* Quoted text
↓

FYI right now Im trying: Author: tgl <tgl> Date: Sat Feb 2 22:26:17 2008 +0000 Fix WaitOnLock() to ensure that the process's "waiting" flag is reset after erroring out of a wait. We can use a PG_TRY block for this, but add a comment explaining why it'd be a bad idea to use it for any other state cleanup. Back-patch to 8.2. Prior releases had the same issue, but only with respect to the process title, which is likely to get reset almost immediately anyway after the transaction aborts, so it seems not worth changing them. In 8.2 and HEAD, the pg_stat_activity "waiting" flag could remain set incorrectly for a long time. Which was just after 8.3 was stamped. Ill see if anything happens tomorrow when the masses start using it again. I will also try to find a way to reproduce it.
Oops we actually use DBI->prepare_cached() not DBI->prepare() which to my understanding should be roughly equivalent to (because of Apache::DBI): prepare query ....; begin; execute query; commit; (next page load) begin; execute query; commit; I can turn that off and only use DBI->prepare() as a test. Or heck just cut DBI->prepare() out and just quote everything and send them through using DBI->do() instead. That is if you think that could be the culprit.

↑

* Dataset rows
↓

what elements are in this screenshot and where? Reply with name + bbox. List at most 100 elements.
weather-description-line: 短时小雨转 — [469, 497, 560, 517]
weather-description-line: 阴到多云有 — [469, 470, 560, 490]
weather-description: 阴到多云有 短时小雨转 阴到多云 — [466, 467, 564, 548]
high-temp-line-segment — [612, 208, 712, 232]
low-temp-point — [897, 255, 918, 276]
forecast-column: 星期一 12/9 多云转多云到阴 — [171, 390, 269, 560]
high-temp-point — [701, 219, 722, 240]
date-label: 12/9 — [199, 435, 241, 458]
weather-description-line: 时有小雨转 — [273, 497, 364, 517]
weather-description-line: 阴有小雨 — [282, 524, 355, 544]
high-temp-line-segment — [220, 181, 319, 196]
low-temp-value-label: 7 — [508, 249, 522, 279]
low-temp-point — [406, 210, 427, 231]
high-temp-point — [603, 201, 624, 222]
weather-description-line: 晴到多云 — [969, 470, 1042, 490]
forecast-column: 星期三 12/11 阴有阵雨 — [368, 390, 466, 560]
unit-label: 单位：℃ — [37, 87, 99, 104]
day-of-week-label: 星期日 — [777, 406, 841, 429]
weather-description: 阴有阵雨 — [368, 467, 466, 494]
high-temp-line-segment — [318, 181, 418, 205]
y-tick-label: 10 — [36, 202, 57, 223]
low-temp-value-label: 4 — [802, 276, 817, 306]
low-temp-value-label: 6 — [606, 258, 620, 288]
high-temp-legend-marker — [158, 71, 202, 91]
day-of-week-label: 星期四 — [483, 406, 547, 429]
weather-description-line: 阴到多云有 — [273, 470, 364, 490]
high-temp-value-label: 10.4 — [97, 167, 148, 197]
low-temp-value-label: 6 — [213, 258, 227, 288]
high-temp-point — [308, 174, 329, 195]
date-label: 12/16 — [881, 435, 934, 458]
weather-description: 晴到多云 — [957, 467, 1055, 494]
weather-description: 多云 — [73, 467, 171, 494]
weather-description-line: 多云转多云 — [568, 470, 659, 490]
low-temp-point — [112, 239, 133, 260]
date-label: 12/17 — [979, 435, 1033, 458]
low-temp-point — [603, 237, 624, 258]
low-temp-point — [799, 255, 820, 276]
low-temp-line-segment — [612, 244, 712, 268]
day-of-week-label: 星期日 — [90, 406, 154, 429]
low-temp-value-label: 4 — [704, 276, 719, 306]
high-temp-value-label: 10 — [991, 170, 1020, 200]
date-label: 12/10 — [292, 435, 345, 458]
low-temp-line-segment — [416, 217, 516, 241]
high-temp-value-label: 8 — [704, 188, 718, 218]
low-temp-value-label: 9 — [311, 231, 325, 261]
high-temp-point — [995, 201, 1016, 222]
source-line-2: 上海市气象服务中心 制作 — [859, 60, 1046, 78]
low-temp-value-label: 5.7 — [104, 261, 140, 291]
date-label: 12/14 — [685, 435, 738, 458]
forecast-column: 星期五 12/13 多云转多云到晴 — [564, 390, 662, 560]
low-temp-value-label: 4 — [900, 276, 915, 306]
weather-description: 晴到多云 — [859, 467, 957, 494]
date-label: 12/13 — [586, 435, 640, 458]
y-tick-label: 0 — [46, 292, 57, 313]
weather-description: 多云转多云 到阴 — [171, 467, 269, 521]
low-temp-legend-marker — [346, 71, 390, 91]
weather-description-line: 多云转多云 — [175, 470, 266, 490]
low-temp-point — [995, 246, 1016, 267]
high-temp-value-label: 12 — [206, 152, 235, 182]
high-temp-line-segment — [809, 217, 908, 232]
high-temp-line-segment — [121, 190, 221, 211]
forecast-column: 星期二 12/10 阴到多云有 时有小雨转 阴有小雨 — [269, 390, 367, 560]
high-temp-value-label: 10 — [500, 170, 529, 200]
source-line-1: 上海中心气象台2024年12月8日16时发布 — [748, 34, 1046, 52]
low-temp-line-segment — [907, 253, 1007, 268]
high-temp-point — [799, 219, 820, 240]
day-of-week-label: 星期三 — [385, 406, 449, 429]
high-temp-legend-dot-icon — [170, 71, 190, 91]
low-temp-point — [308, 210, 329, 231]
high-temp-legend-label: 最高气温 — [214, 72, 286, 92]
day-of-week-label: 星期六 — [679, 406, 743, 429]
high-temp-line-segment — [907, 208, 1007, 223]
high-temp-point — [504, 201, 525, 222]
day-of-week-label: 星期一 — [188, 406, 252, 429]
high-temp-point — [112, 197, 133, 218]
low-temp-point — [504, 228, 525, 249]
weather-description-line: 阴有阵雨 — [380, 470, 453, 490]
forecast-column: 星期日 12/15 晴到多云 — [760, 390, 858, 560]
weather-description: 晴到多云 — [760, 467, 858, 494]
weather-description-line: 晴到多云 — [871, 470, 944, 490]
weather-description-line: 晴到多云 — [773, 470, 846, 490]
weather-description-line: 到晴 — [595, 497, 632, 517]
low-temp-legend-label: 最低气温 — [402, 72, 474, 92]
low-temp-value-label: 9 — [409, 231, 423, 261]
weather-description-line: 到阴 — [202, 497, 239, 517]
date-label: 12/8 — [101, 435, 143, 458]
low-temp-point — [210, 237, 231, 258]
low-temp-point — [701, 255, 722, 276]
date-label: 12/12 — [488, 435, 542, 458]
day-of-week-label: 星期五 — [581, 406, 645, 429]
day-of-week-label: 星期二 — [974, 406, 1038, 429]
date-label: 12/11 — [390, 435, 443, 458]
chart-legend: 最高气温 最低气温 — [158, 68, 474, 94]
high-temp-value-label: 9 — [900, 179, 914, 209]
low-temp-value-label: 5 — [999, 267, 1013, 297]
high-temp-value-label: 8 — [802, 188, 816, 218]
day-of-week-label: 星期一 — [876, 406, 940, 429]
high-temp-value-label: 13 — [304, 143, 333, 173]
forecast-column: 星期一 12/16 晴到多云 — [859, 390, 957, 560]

↑

* Aim
Translate this sentence from the database debugging text into Spanish: "I can turn that off and only use DBI->prepare() as a test."

* Final answer
Puedo desactivar eso y usar solo DBI->prepare() como prueba.